** start of EXERCISE DATA **
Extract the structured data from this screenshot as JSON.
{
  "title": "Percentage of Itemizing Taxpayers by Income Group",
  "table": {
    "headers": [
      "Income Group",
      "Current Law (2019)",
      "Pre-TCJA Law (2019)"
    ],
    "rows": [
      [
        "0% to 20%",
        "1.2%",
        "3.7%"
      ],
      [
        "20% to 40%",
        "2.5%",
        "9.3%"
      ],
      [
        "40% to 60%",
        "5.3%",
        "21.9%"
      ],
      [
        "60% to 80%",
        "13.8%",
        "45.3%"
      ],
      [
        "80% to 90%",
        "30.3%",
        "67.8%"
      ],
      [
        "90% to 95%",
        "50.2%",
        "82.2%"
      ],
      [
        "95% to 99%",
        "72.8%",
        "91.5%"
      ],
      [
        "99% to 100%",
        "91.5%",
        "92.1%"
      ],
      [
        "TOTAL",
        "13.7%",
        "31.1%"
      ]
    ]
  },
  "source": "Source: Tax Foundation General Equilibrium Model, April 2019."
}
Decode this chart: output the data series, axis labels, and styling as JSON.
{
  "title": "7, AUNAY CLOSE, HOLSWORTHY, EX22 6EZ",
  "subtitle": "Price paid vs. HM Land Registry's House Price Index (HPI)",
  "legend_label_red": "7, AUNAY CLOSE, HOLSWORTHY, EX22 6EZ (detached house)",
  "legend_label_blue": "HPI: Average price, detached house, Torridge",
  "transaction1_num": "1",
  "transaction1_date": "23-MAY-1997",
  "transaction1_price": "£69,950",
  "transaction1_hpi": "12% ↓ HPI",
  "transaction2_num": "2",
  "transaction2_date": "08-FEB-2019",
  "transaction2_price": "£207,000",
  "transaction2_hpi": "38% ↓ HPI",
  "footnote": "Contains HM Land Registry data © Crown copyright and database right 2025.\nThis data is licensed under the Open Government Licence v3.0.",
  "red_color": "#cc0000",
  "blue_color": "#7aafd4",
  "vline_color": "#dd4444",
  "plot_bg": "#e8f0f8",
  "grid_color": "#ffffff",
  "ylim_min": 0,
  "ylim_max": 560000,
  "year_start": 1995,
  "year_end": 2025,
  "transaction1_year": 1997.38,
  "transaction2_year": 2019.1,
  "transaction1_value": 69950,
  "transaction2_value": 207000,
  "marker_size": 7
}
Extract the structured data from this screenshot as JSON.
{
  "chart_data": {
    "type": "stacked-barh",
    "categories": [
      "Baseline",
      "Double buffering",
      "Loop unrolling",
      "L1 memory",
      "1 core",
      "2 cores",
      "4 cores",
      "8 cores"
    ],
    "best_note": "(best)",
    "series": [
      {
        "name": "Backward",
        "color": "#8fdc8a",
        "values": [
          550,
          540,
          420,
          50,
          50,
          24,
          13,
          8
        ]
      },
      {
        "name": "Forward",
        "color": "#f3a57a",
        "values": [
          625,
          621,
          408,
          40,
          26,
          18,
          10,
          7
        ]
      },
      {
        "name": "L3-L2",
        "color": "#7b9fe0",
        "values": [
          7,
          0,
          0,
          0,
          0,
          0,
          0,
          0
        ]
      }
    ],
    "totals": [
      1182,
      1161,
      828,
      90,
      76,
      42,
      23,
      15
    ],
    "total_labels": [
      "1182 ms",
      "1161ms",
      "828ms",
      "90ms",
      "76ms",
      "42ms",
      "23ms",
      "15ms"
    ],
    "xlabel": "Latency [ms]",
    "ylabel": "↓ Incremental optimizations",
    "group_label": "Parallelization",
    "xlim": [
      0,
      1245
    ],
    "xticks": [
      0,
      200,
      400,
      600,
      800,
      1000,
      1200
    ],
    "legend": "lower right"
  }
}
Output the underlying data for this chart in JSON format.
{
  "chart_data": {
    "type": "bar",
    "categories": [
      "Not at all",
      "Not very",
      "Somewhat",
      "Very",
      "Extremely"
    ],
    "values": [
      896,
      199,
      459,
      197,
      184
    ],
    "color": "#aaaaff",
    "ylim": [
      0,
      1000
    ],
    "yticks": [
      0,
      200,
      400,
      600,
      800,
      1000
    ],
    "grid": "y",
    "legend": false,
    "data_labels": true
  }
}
** end of EXERCISE DATA **
**YOUR INSTRUCTIONS:** Produce an exact copy of all the records.

**EXPECTED ANSWER:**
Extract the structured data from this screenshot as JSON.
{
  "title": "Percentage of Itemizing Taxpayers by Income Group",
  "table": {
    "headers": [
      "Income Group",
      "Current Law (2019)",
      "Pre-TCJA Law (2019)"
    ],
    "rows": [
      [
        "0% to 20%",
        "1.2%",
        "3.7%"
      ],
      [
        "20% to 40%",
        "2.5%",
        "9.3%"
      ],
      [
        "40% to 60%",
        "5.3%",
        "21.9%"
      ],
      [
        "60% to 80%",
        "13.8%",
        "45.3%"
      ],
      [
        "80% to 90%",
        "30.3%",
        "67.8%"
      ],
      [
        "90% to 95%",
        "50.2%",
        "82.2%"
      ],
      [
        "95% to 99%",
        "72.8%",
        "91.5%"
      ],
      [
        "99% to 100%",
        "91.5%",
        "92.1%"
      ],
      [
        "TOTAL",
        "13.7%",
        "31.1%"
      ]
    ]
  },
  "source": "Source: Tax Foundation General Equilibrium Model, April 2019."
}
Decode this chart: output the data series, axis labels, and styling as JSON.
{
  "title": "7, AUNAY CLOSE, HOLSWORTHY, EX22 6EZ",
  "subtitle": "Price paid vs. HM Land Registry's House Price Index (HPI)",
  "legend_label_red": "7, AUNAY CLOSE, HOLSWORTHY, EX22 6EZ (detached house)",
  "legend_label_blue": "HPI: Average price, detached house, Torridge",
  "transaction1_num": "1",
  "transaction1_date": "23-MAY-1997",
  "transaction1_price": "£69,950",
  "transaction1_hpi": "12% ↓ HPI",
  "transaction2_num": "2",
  "transaction2_date": "08-FEB-2019",
  "transaction2_price": "£207,000",
  "transaction2_hpi": "38% ↓ HPI",
  "footnote": "Contains HM Land Registry data © Crown copyright and database right 2025.\nThis data is licensed under the Open Government Licence v3.0.",
  "red_color": "#cc0000",
  "blue_color": "#7aafd4",
  "vline_color": "#dd4444",
  "plot_bg": "#e8f0f8",
  "grid_color": "#ffffff",
  "ylim_min": 0,
  "ylim_max": 560000,
  "year_start": 1995,
  "year_end": 2025,
  "transaction1_year": 1997.38,
  "transaction2_year": 2019.1,
  "transaction1_value": 69950,
  "transaction2_value": 207000,
  "marker_size": 7
}
Extract the structured data from this screenshot as JSON.
{
  "chart_data": {
    "type": "stacked-barh",
    "categories": [
      "Baseline",
      "Double buffering",
      "Loop unrolling",
      "L1 memory",
      "1 core",
      "2 cores",
      "4 cores",
      "8 cores"
    ],
    "best_note": "(best)",
    "series": [
      {
        "name": "Backward",
        "color": "#8fdc8a",
        "values": [
          550,
          540,
          420,
          50,
          50,
          24,
          13,
          8
        ]
      },
      {
        "name": "Forward",
        "color": "#f3a57a",
        "values": [
          625,
          621,
          408,
          40,
          26,
          18,
          10,
          7
        ]
      },
      {
        "name": "L3-L2",
        "color": "#7b9fe0",
        "values": [
          7,
          0,
          0,
          0,
          0,
          0,
          0,
          0
        ]
      }
    ],
    "totals": [
      1182,
      1161,
      828,
      90,
      76,
      42,
      23,
      15
    ],
    "total_labels": [
      "1182 ms",
      "1161ms",
      "828ms",
      "90ms",
      "76ms",
      "42ms",
      "23ms",
      "15ms"
    ],
    "xlabel": "Latency [ms]",
    "ylabel": "↓ Incremental optimizations",
    "group_label": "Parallelization",
    "xlim": [
      0,
      1245
    ],
    "xticks": [
      0,
      200,
      400,
      600,
      800,
      1000,
      1200
    ],
    "legend": "lower right"
  }
}
Output the underlying data for this chart in JSON format.
{
  "chart_data": {
    "type": "bar",
    "categories": [
      "Not at all",
      "Not very",
      "Somewhat",
      "Very",
      "Extremely"
    ],
    "values": [
      896,
      199,
      459,
      197,
      184
    ],
    "color": "#aaaaff",
    "ylim": [
      0,
      1000
    ],
    "yticks": [
      0,
      200,
      400,
      600,
      800,
      1000
    ],
    "grid": "y",
    "legend": false,
    "data_labels": true
  }
}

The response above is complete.